-- start of PROVIDED DATA --

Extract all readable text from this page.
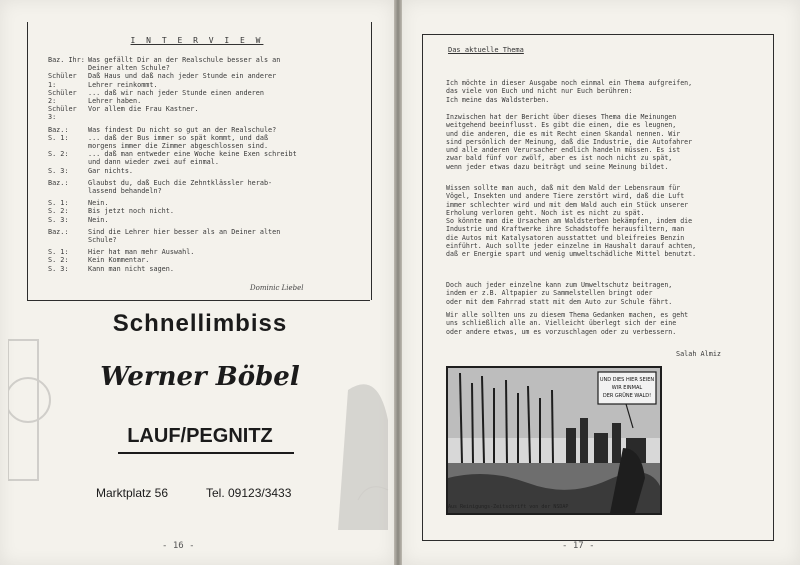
I N T E R V I E W
Baz. Ihr: Was gefällt Dir an der Realschule besser als an
Deiner alten Schule?
Schüler 1:
Daß Haus und daß nach jeder Stunde ein anderer
Lehrer reinkommt.
Schüler 2:
... daß wir nach jeder Stunde einen anderen
Lehrer haben.
Schüler 3:
Vor allem die Frau Kastner.
Baz.:	Was findest Du nicht so gut an der Realschule?
S. 1:	... daß der Bus immer so spät kommt, und daß
morgens immer die Zimmer abgeschlossen sind.
S. 2:	... daß man entweder eine Woche keine Exen schreibt
und dann wieder zwei auf einmal.
S. 3:	Gar nichts.
Baz.:	Glaubst du, daß Euch die Zehntklässler herab-
lassend behandeln?
S. 1:	Nein.
S. 2:	Bis jetzt noch nicht.
S. 3:	Nein.
Baz.:	Sind die Lehrer hier besser als an Deiner alten
Schule?
S. 1:	Hier hat man mehr Auswahl.
S. 2:	Kein Kommentar.
S. 3:	Kann man nicht sagen.
Dominic Liebel
Schnellimbiss
Werner Böbel
LAUF/PEGNITZ
Marktplatz 56	Tel. 09123/3433
- 16 -
Das aktuelle Thema
Ich möchte in dieser Ausgabe noch einmal ein Thema aufgreifen,
das viele von Euch und nicht nur Euch berühren:
Ich meine das Waldsterben.
Inzwischen hat der Bericht über dieses Thema die Meinungen
weitgehend beeinflusst. Es gibt die einen, die es leugnen,
und die anderen, die es mit Recht einen Skandal nennen. Wir
sind persönlich der Meinung, daß die Industrie, die Autofahrer
und alle anderen Verursacher endlich handeln müssen. Es ist
zwar bald fünf vor zwölf, aber es ist noch nicht zu spät,
wenn jeder etwas dazu beiträgt und seine Meinung bildet.
Wissen sollte man auch, daß mit dem Wald der Lebensraum für
Vögel, Insekten und andere Tiere zerstört wird, daß die Luft
immer schlechter wird und mit dem Wald auch ein Stück unserer
Erholung verloren geht. Noch ist es nicht zu spät.
So könnte man die Ursachen am Waldsterben bekämpfen, indem die
Industrie und Kraftwerke ihre Schadstoffe herausfiltern, man
die Autos mit Katalysatoren ausstattet und bleifreies Benzin
einführt. Auch sollte jeder einzelne im Haushalt darauf achten,
daß er Energie spart und wenig umweltschädliche Mittel benutzt.
Doch auch jeder einzelne kann zum Umweltschutz beitragen,
indem er z.B. Altpapier zu Sammelstellen bringt oder
oder mit dem Fahrrad statt mit dem Auto zur Schule fährt.
Wir alle sollten uns zu diesem Thema Gedanken machen, es geht
uns schließlich alle an. Vielleicht überlegt sich der eine
oder andere etwas, um es vorzuschlagen oder zu verbessern.
Salah Almiz
UND DIES HIER SEIEN
WIR EINMAL
DER GRÜNE WALD!
Aus Reinigungs-Zeitschrift von der NSDAP
- 17 -
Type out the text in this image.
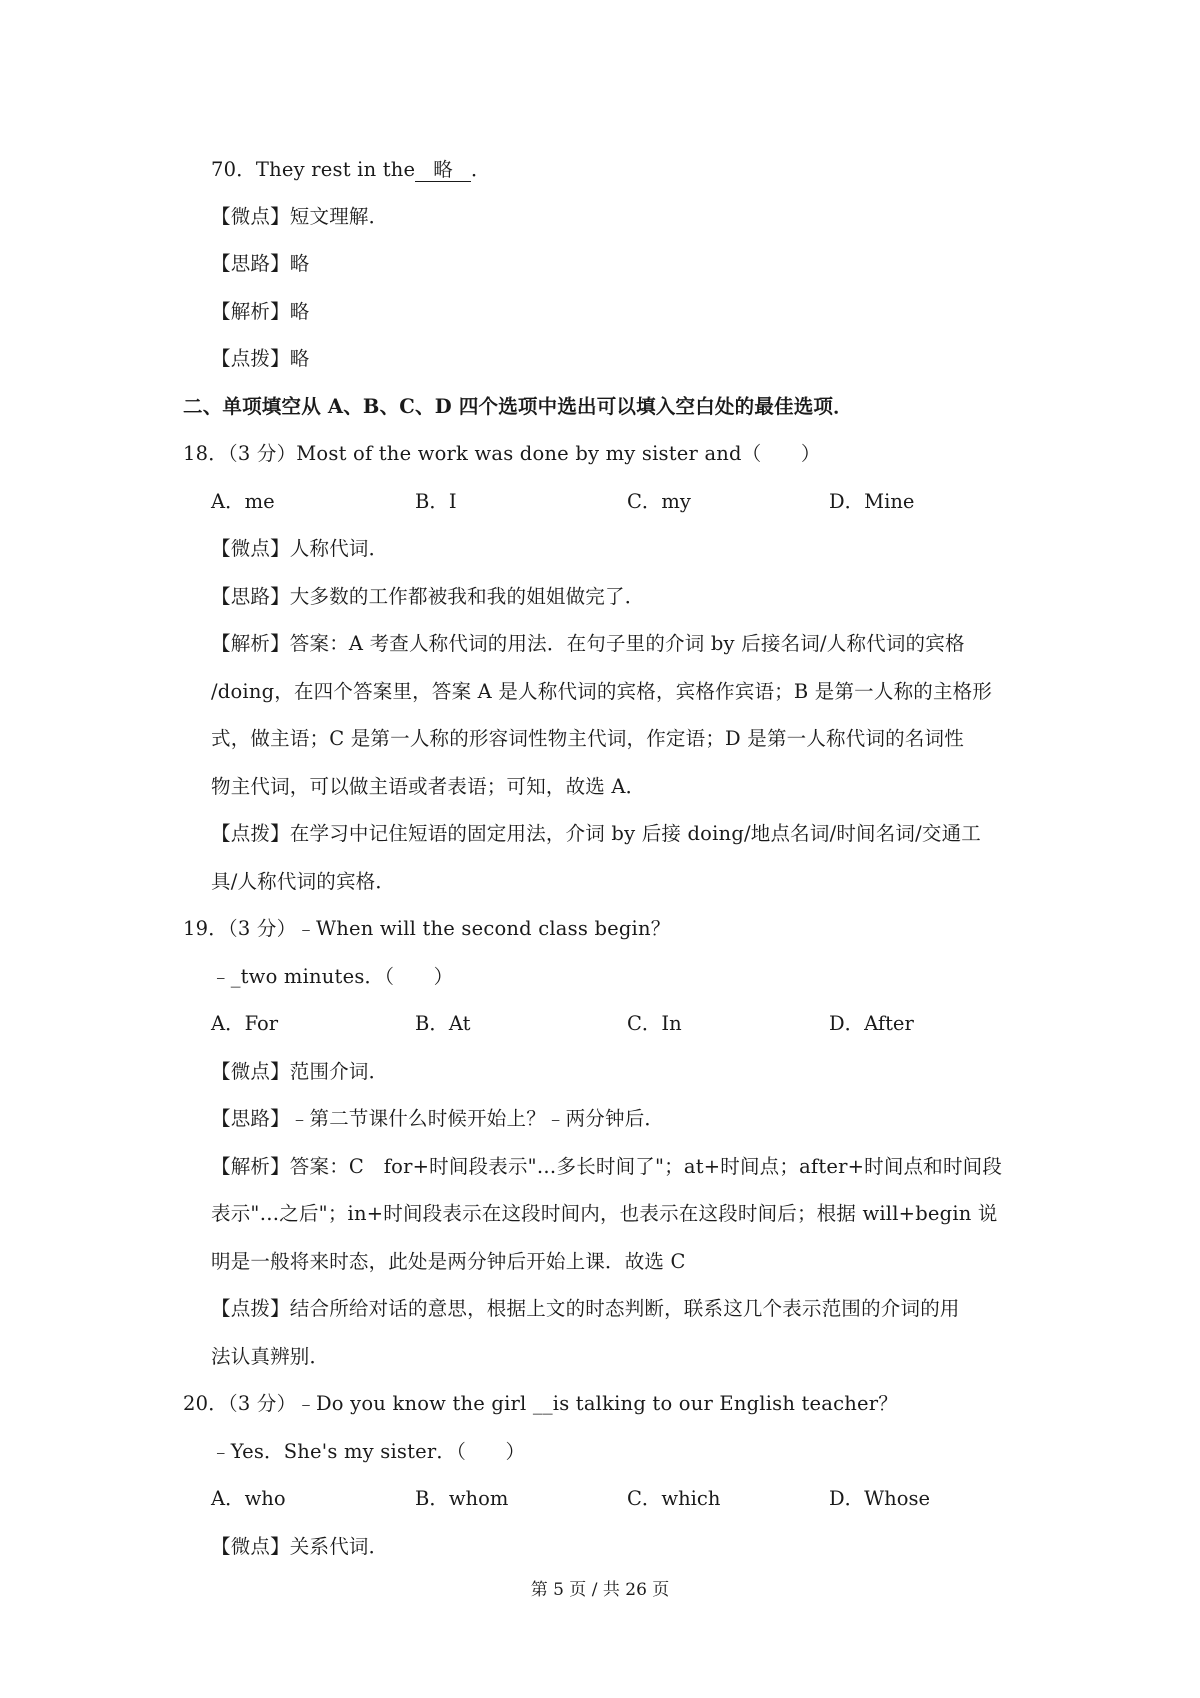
70．They rest in the 略 ．
【微点】短文理解．
【思路】略
【解析】略
【点拨】略
二、单项填空从 A、B、C、D 四个选项中选出可以填入空白处的最佳选项．
18．（3 分）Most of the work was done by my sister and（　　）
A．me	B．I	C．my	D．Mine
【微点】人称代词．
【思路】大多数的工作都被我和我的姐姐做完了．
【解析】答案：A 考查人称代词的用法．在句子里的介词 by 后接名词/人称代词的宾格
/doing，在四个答案里，答案 A 是人称代词的宾格，宾格作宾语；B 是第一人称的主格形
式，做主语；C 是第一人称的形容词性物主代词，作定语；D 是第一人称代词的名词性
物主代词，可以做主语或者表语；可知，故选 A．
【点拨】在学习中记住短语的固定用法，介词 by 后接 doing/地点名词/时间名词/交通工
具/人称代词的宾格．
19．（3 分）﹣When will the second class begin？
﹣_two minutes．（　　）
A．For	B．At	C．In	D．After
【微点】范围介词．
【思路】﹣第二节课什么时候开始上？﹣两分钟后．
【解析】答案：C　for+时间段表示"…多长时间了"；at+时间点；after+时间点和时间段
表示"…之后"；in+时间段表示在这段时间内，也表示在这段时间后；根据 will+begin 说
明是一般将来时态，此处是两分钟后开始上课．故选 C
【点拨】结合所给对话的意思，根据上文的时态判断，联系这几个表示范围的介词的用
法认真辨别．
20．（3 分）﹣Do you know the girl __is talking to our English teacher？
﹣Yes．She's my sister．（　　）
A．who	B．whom	C．which	D．Whose
【微点】关系代词．
第 5 页 / 共 26 页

-- end of PROVIDED DATA --

● YOUR OBJECTIVE: Reproduce every line exactly and omit all pictures.

● WORKED SOLUTION:
Extract all readable text from this page.
I N T E R V I E W
Baz. Ihr: Was gefällt Dir an der Realschule besser als an
Deiner alten Schule?
Schüler 1:
Daß Haus und daß nach jeder Stunde ein anderer
Lehrer reinkommt.
Schüler 2:
... daß wir nach jeder Stunde einen anderen
Lehrer haben.
Schüler 3:
Vor allem die Frau Kastner.
Baz.:	Was findest Du nicht so gut an der Realschule?
S. 1:	... daß der Bus immer so spät kommt, und daß
morgens immer die Zimmer abgeschlossen sind.
S. 2:	... daß man entweder eine Woche keine Exen schreibt
und dann wieder zwei auf einmal.
S. 3:	Gar nichts.
Baz.:	Glaubst du, daß Euch die Zehntklässler herab-
lassend behandeln?
S. 1:	Nein.
S. 2:	Bis jetzt noch nicht.
S. 3:	Nein.
Baz.:	Sind die Lehrer hier besser als an Deiner alten
Schule?
S. 1:	Hier hat man mehr Auswahl.
S. 2:	Kein Kommentar.
S. 3:	Kann man nicht sagen.
Dominic Liebel
Schnellimbiss
Werner Böbel
LAUF/PEGNITZ
Marktplatz 56	Tel. 09123/3433
- 16 -
Das aktuelle Thema
Ich möchte in dieser Ausgabe noch einmal ein Thema aufgreifen,
das viele von Euch und nicht nur Euch berühren:
Ich meine das Waldsterben.
Inzwischen hat der Bericht über dieses Thema die Meinungen
weitgehend beeinflusst. Es gibt die einen, die es leugnen,
und die anderen, die es mit Recht einen Skandal nennen. Wir
sind persönlich der Meinung, daß die Industrie, die Autofahrer
und alle anderen Verursacher endlich handeln müssen. Es ist
zwar bald fünf vor zwölf, aber es ist noch nicht zu spät,
wenn jeder etwas dazu beiträgt und seine Meinung bildet.
Wissen sollte man auch, daß mit dem Wald der Lebensraum für
Vögel, Insekten und andere Tiere zerstört wird, daß die Luft
immer schlechter wird und mit dem Wald auch ein Stück unserer
Erholung verloren geht. Noch ist es nicht zu spät.
So könnte man die Ursachen am Waldsterben bekämpfen, indem die
Industrie und Kraftwerke ihre Schadstoffe herausfiltern, man
die Autos mit Katalysatoren ausstattet und bleifreies Benzin
einführt. Auch sollte jeder einzelne im Haushalt darauf achten,
daß er Energie spart und wenig umweltschädliche Mittel benutzt.
Doch auch jeder einzelne kann zum Umweltschutz beitragen,
indem er z.B. Altpapier zu Sammelstellen bringt oder
oder mit dem Fahrrad statt mit dem Auto zur Schule fährt.
Wir alle sollten uns zu diesem Thema Gedanken machen, es geht
uns schließlich alle an. Vielleicht überlegt sich der eine
oder andere etwas, um es vorzuschlagen oder zu verbessern.
Salah Almiz
UND DIES HIER SEIEN
WIR EINMAL
DER GRÜNE WALD!
Aus Reinigungs-Zeitschrift von der NSDAP
- 17 -
Type out the text in this image.
70．They rest in the 略 ．
【微点】短文理解．
【思路】略
【解析】略
【点拨】略
二、单项填空从 A、B、C、D 四个选项中选出可以填入空白处的最佳选项．
18．（3 分）Most of the work was done by my sister and（　　）
A．me	B．I	C．my	D．Mine
【微点】人称代词．
【思路】大多数的工作都被我和我的姐姐做完了．
【解析】答案：A 考查人称代词的用法．在句子里的介词 by 后接名词/人称代词的宾格
/doing，在四个答案里，答案 A 是人称代词的宾格，宾格作宾语；B 是第一人称的主格形
式，做主语；C 是第一人称的形容词性物主代词，作定语；D 是第一人称代词的名词性
物主代词，可以做主语或者表语；可知，故选 A．
【点拨】在学习中记住短语的固定用法，介词 by 后接 doing/地点名词/时间名词/交通工
具/人称代词的宾格．
19．（3 分）﹣When will the second class begin？
﹣_two minutes．（　　）
A．For	B．At	C．In	D．After
【微点】范围介词．
【思路】﹣第二节课什么时候开始上？﹣两分钟后．
【解析】答案：C　for+时间段表示"…多长时间了"；at+时间点；after+时间点和时间段
表示"…之后"；in+时间段表示在这段时间内，也表示在这段时间后；根据 will+begin 说
明是一般将来时态，此处是两分钟后开始上课．故选 C
【点拨】结合所给对话的意思，根据上文的时态判断，联系这几个表示范围的介词的用
法认真辨别．
20．（3 分）﹣Do you know the girl __is talking to our English teacher？
﹣Yes．She's my sister．（　　）
A．who	B．whom	C．which	D．Whose
【微点】关系代词．
第 5 页 / 共 26 页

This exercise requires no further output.